Written exercise:
Which lines hold the word "tile"? Copy each of them from the material.

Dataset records
Begin

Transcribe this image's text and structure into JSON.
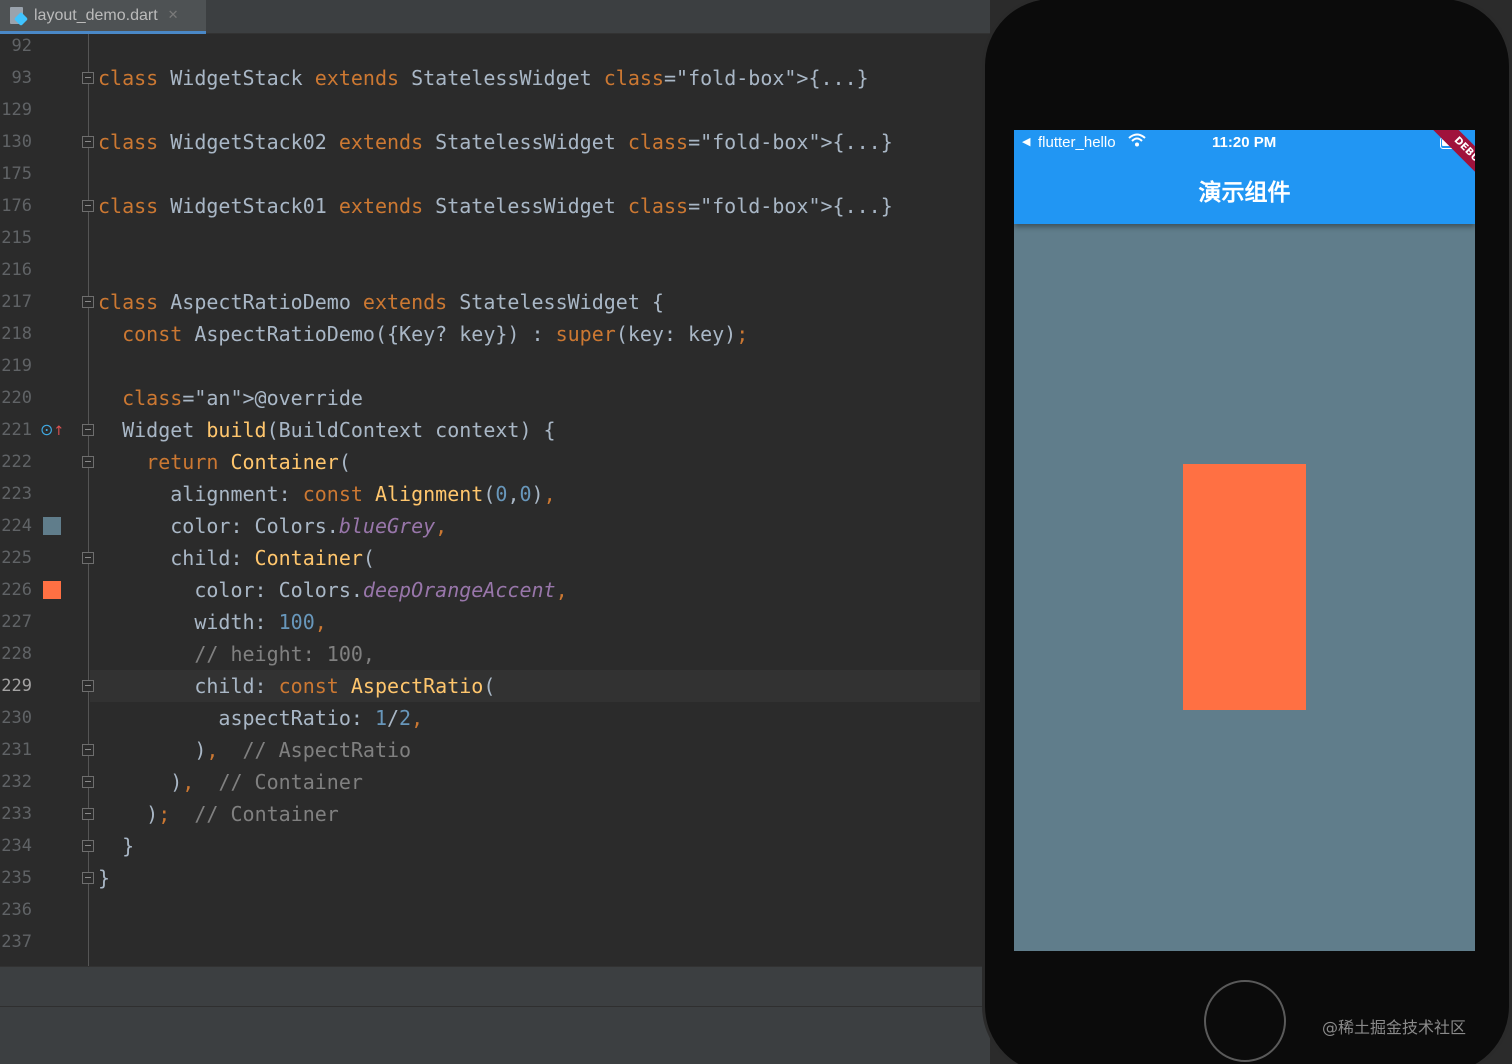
{
  "tab": {
    "filename": "layout_demo.dart",
    "close": "✕"
  },
  "colors": {
    "keyword": "#cc7832",
    "function": "#ffc66d",
    "number": "#6897bb",
    "comment": "#808080",
    "annotation": "#bbb529",
    "field": "#9876aa",
    "blueGrey": "#607d8b",
    "deepOrangeAccent": "#ff7043",
    "appbar": "#2196f3"
  },
  "editor": {
    "lines": [
      {
        "n": "92",
        "text": ""
      },
      {
        "n": "93",
        "text": "class WidgetStack extends StatelessWidget {...}"
      },
      {
        "n": "129",
        "text": ""
      },
      {
        "n": "130",
        "text": "class WidgetStack02 extends StatelessWidget {...}"
      },
      {
        "n": "175",
        "text": ""
      },
      {
        "n": "176",
        "text": "class WidgetStack01 extends StatelessWidget {...}"
      },
      {
        "n": "215",
        "text": ""
      },
      {
        "n": "216",
        "text": ""
      },
      {
        "n": "217",
        "text": "class AspectRatioDemo extends StatelessWidget {"
      },
      {
        "n": "218",
        "text": "  const AspectRatioDemo({Key? key}) : super(key: key);"
      },
      {
        "n": "219",
        "text": ""
      },
      {
        "n": "220",
        "text": "  @override"
      },
      {
        "n": "221",
        "text": "  Widget build(BuildContext context) {"
      },
      {
        "n": "222",
        "text": "    return Container("
      },
      {
        "n": "223",
        "text": "      alignment: const Alignment(0,0),"
      },
      {
        "n": "224",
        "text": "      color: Colors.blueGrey,"
      },
      {
        "n": "225",
        "text": "      child: Container("
      },
      {
        "n": "226",
        "text": "        color: Colors.deepOrangeAccent,"
      },
      {
        "n": "227",
        "text": "        width: 100,"
      },
      {
        "n": "228",
        "text": "        // height: 100,"
      },
      {
        "n": "229",
        "text": "        child: const AspectRatio("
      },
      {
        "n": "230",
        "text": "          aspectRatio: 1/2,"
      },
      {
        "n": "231",
        "text": "        ),  // AspectRatio"
      },
      {
        "n": "232",
        "text": "      ),  // Container"
      },
      {
        "n": "233",
        "text": "    );  // Container"
      },
      {
        "n": "234",
        "text": "  }"
      },
      {
        "n": "235",
        "text": "}"
      },
      {
        "n": "236",
        "text": ""
      },
      {
        "n": "237",
        "text": ""
      }
    ],
    "active_line": "229"
  },
  "phone": {
    "back": "◀",
    "carrier": "flutter_hello",
    "wifi": "wifi-icon",
    "time": "11:20 PM",
    "battery": "battery-icon",
    "title": "演示组件",
    "debug": "DEBUG"
  },
  "watermark": "@稀土掘金技术社区"
}
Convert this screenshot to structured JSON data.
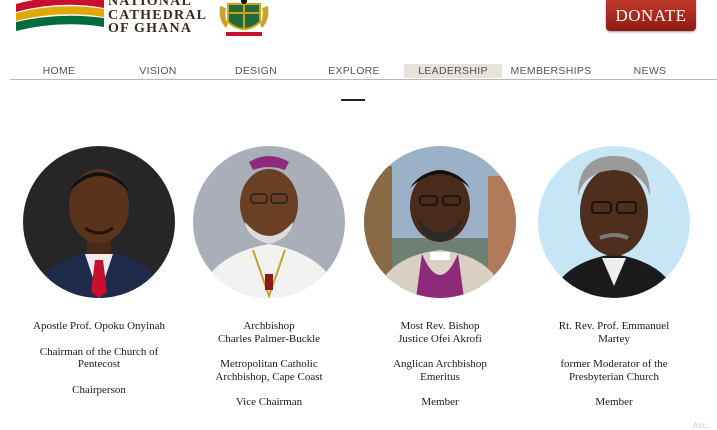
{
  "logo": {
    "line1": "NATIONAL",
    "line2": "CATHEDRAL",
    "line3": "OF GHANA"
  },
  "header": {
    "donate_label": "DONATE"
  },
  "nav": {
    "items": [
      {
        "label": "HOME"
      },
      {
        "label": "VISION"
      },
      {
        "label": "DESIGN"
      },
      {
        "label": "EXPLORE"
      },
      {
        "label": "LEADERSHIP"
      },
      {
        "label": "MEMBERSHIPS"
      },
      {
        "label": "NEWS"
      }
    ],
    "active": "LEADERSHIP"
  },
  "people": [
    {
      "name": "Apostle Prof. Opoku Onyinah",
      "title": "Chairman of the Church of\nPentecost",
      "role": "Chairperson"
    },
    {
      "name": "Archbishop\nCharles  Palmer-Buckle",
      "title": "Metropolitan Catholic\nArchbishop, Cape Coast",
      "role": "Vice Chairman"
    },
    {
      "name": "Most Rev. Bishop\nJustice Ofei Akrofi",
      "title": "Anglican Archbishop\nEmeritus",
      "role": "Member"
    },
    {
      "name": "Rt. Rev. Prof. Emmanuel\nMartey",
      "title": "former Moderator of the\nPresbyterian Church",
      "role": "Member"
    }
  ],
  "watermark": "Acc...",
  "colors": {
    "donate": "#a5261b",
    "active_tab_bg": "#e8e2da",
    "flag_red": "#c8102e",
    "flag_gold": "#e0a800",
    "flag_green": "#006b3f"
  }
}
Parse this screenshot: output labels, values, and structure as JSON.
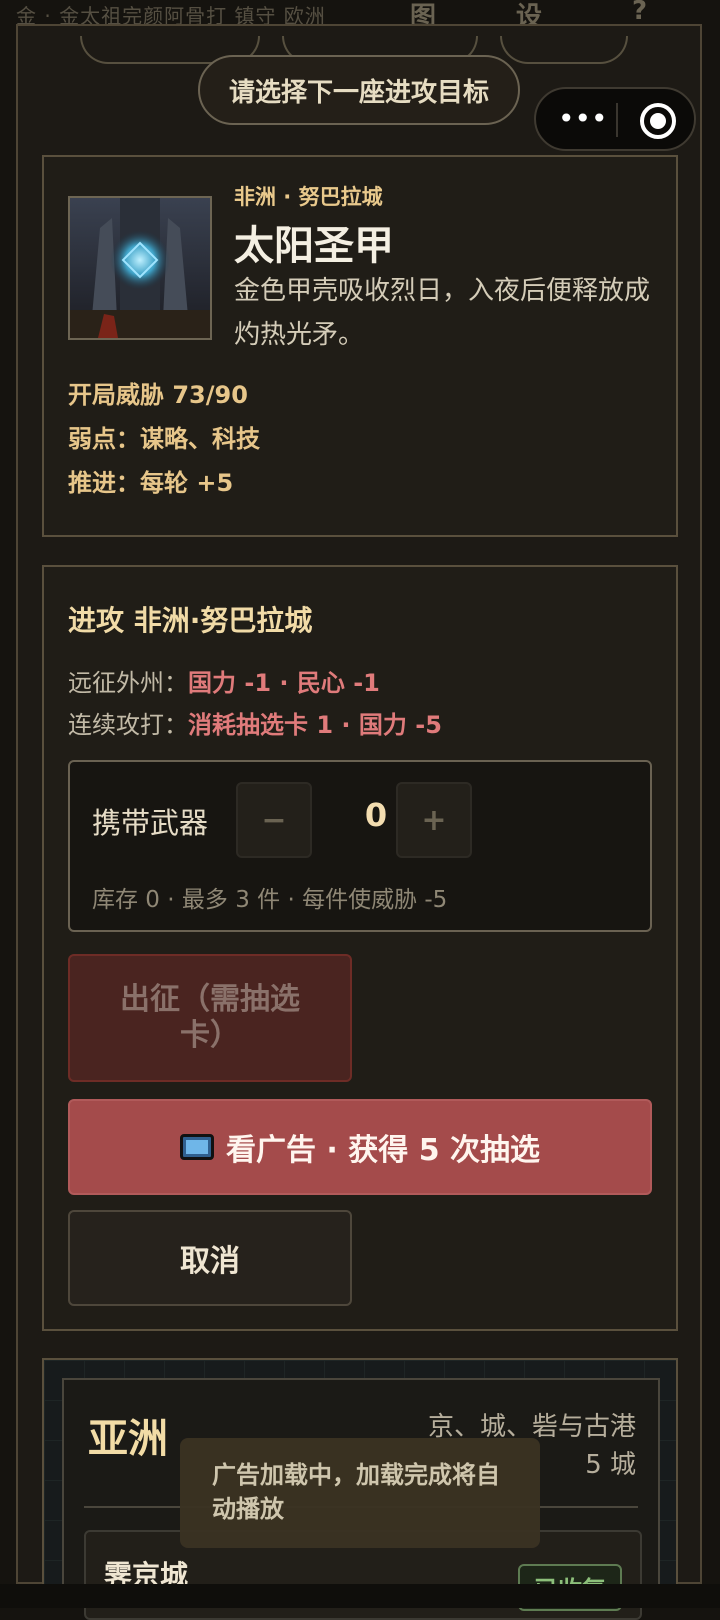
{
  "top_bar": {
    "crumb": "金 · 金太祖完颜阿骨打 镇守 欧洲",
    "nav_items": [
      "图",
      "设",
      "?"
    ]
  },
  "header": {
    "prompt": "请选择下一座进攻目标"
  },
  "capsule": {
    "more_icon": "more-dots-icon",
    "close_icon": "target-circle-icon"
  },
  "enemy": {
    "region": "非洲 · 努巴拉城",
    "name": "太阳圣甲",
    "description": "金色甲壳吸收烈日，入夜后便释放成灼热光矛。",
    "stats": [
      "开局威胁 73/90",
      "弱点：谋略、科技",
      "推进：每轮 +5"
    ]
  },
  "attack": {
    "title": "进攻 非洲·努巴拉城",
    "expedition_label": "远征外州：",
    "expedition_cost": "国力 -1 · 民心 -1",
    "continuous_label": "连续攻打：",
    "continuous_cost": "消耗抽选卡 1 · 国力 -5",
    "weapons": {
      "label": "携带武器",
      "minus": "−",
      "quantity": "0",
      "plus": "+",
      "note": "库存 0 · 最多 3 件 · 每件使威胁 -5"
    },
    "depart_button": "出征（需抽选卡）",
    "ad_button": "看广告 · 获得 5 次抽选",
    "cancel_button": "取消"
  },
  "asia": {
    "continent": "亚洲",
    "cities": "京、城、砦与古港",
    "count": "5 城",
    "first_city": "霁京城",
    "first_city_status": "已收复"
  },
  "toast": {
    "message": "广告加载中，加载完成将自动播放"
  },
  "colors": {
    "accent_gold": "#e7c68a",
    "danger_text": "#e07b7b",
    "ad_button": "#a44b4b",
    "depart_button": "#4a2420"
  }
}
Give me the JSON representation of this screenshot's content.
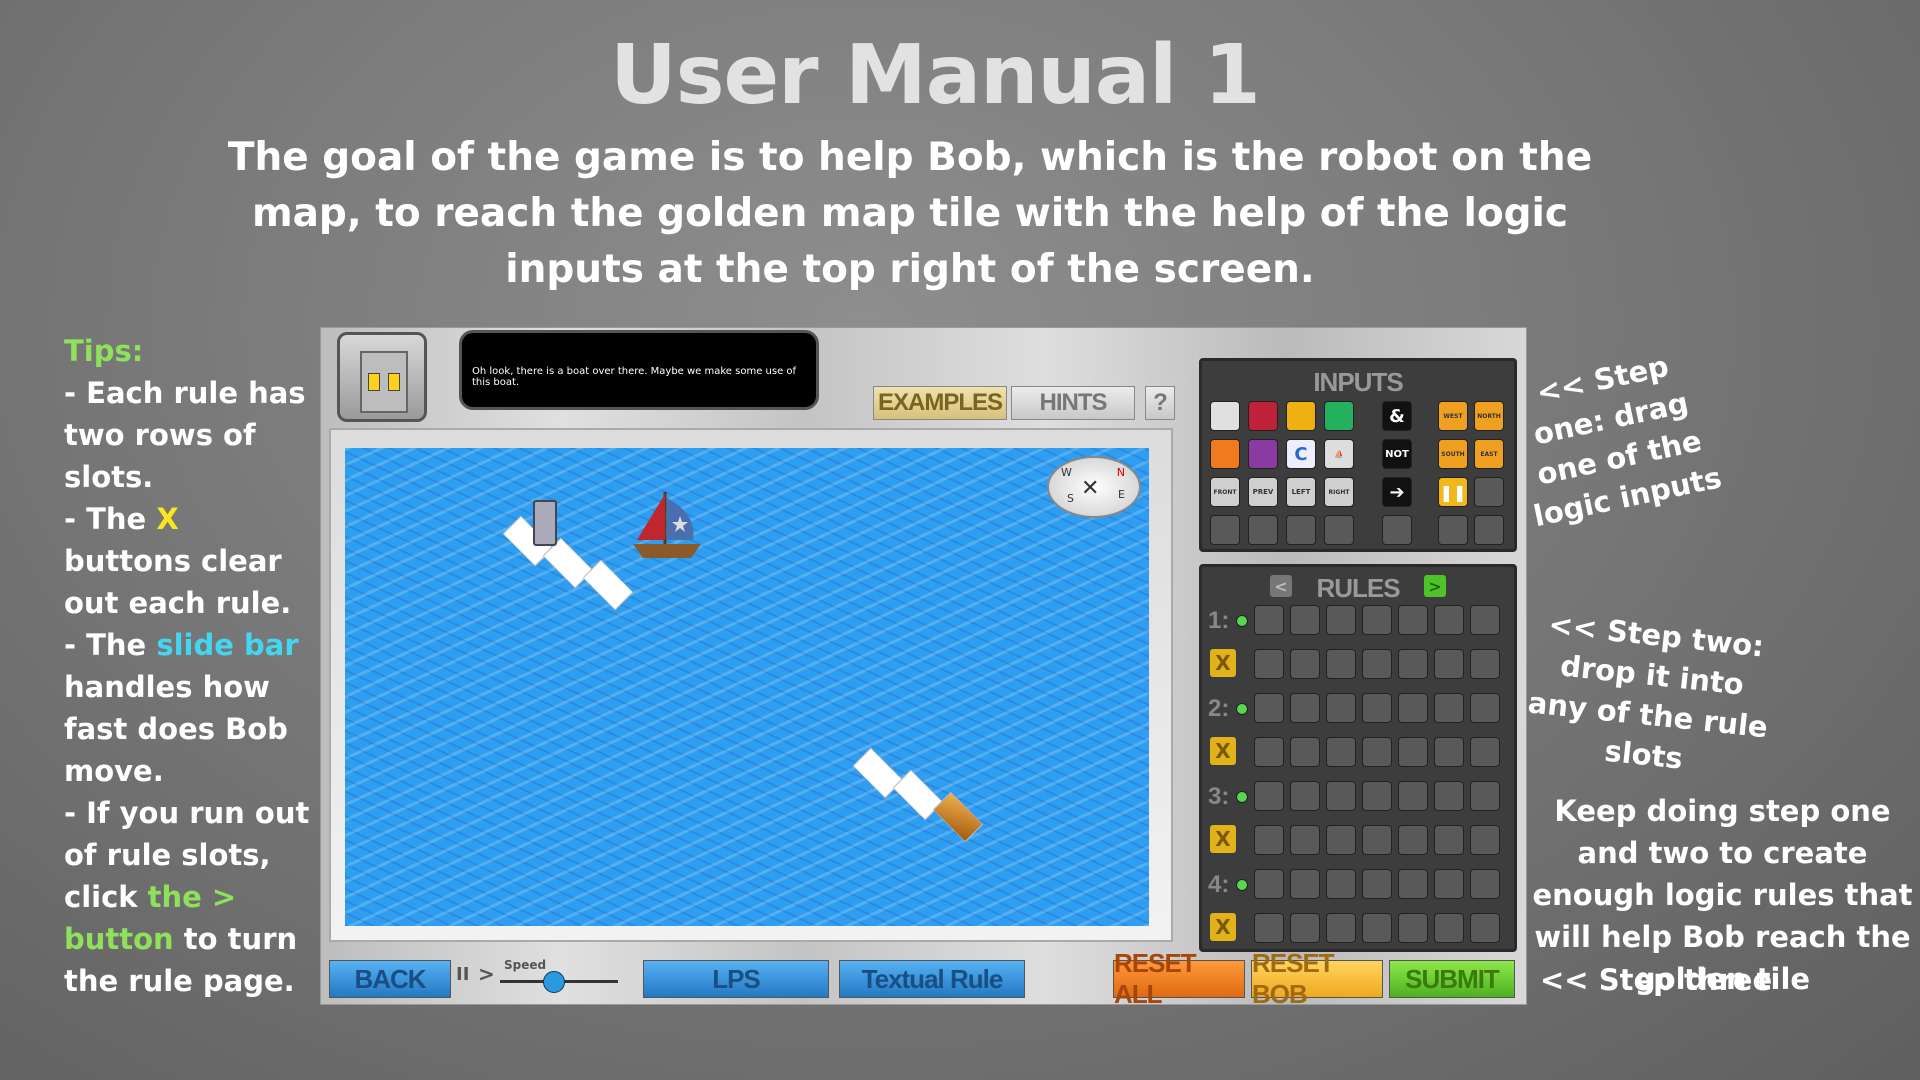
{
  "title": "User Manual 1",
  "intro": "The goal of the game is to help Bob, which is the robot on the map, to reach the golden map tile with the help of the logic inputs at the top right of the screen.",
  "tips": {
    "heading": "Tips:",
    "line1": "- Each rule has two rows of slots.",
    "line2_pre": "- The ",
    "line2_x": "X",
    "line2_post": " buttons clear out each rule.",
    "line3_pre": "- The ",
    "line3_highlight": "slide bar",
    "line3_post": " handles how fast does Bob move.",
    "line4_pre": "- If you run out of rule slots, click ",
    "line4_highlight": "the > button",
    "line4_post": " to turn the rule page."
  },
  "notes": {
    "step1": "<< Step one: drag one of the logic inputs",
    "step2": "<< Step two: drop it into any of the rule slots",
    "step3": "Keep doing step one and two to create enough logic rules that will help Bob reach the golden tile",
    "step4": "<< Step three"
  },
  "game": {
    "speech": "Oh look, there is a boat over there. Maybe we make some use of this boat.",
    "buttons": {
      "examples": "EXAMPLES",
      "hints": "HINTS",
      "help": "?",
      "back": "BACK",
      "pause": "II",
      "play": ">",
      "speed": "Speed",
      "lps": "LPS",
      "textual_rule": "Textual Rule",
      "reset_all": "RESET ALL",
      "reset_bob": "RESET BOB",
      "submit": "SUBMIT"
    },
    "compass": {
      "w": "W",
      "n": "N",
      "s": "S",
      "e": "E"
    },
    "inputs": {
      "title": "INPUTS",
      "and": "&",
      "not": "NOT",
      "front": "FRONT",
      "prev": "PREV",
      "left": "LEFT",
      "right": "RIGHT",
      "west": "WEST",
      "north": "NORTH",
      "south": "SOUTH",
      "east": "EAST"
    },
    "rules": {
      "title": "RULES",
      "prev": "<",
      "next": ">",
      "x": "X",
      "nums": [
        "1:",
        "2:",
        "3:",
        "4:"
      ]
    },
    "speed_level": 0.45
  },
  "colors": {
    "tips_green": "#8fe05a",
    "x_yellow": "#ffe51e",
    "slide_cyan": "#43d6f0",
    "sea_blue": "#2f9df0"
  }
}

End

Solution for this problem:
  "intro": "The goal of the game is to help Bob, which is the robot on the map, to reach the golden map tile with the help of the logic inputs at the top right of the screen.",
    "step3": "Keep doing step one and two to create enough logic rules that will help Bob reach the golden tile",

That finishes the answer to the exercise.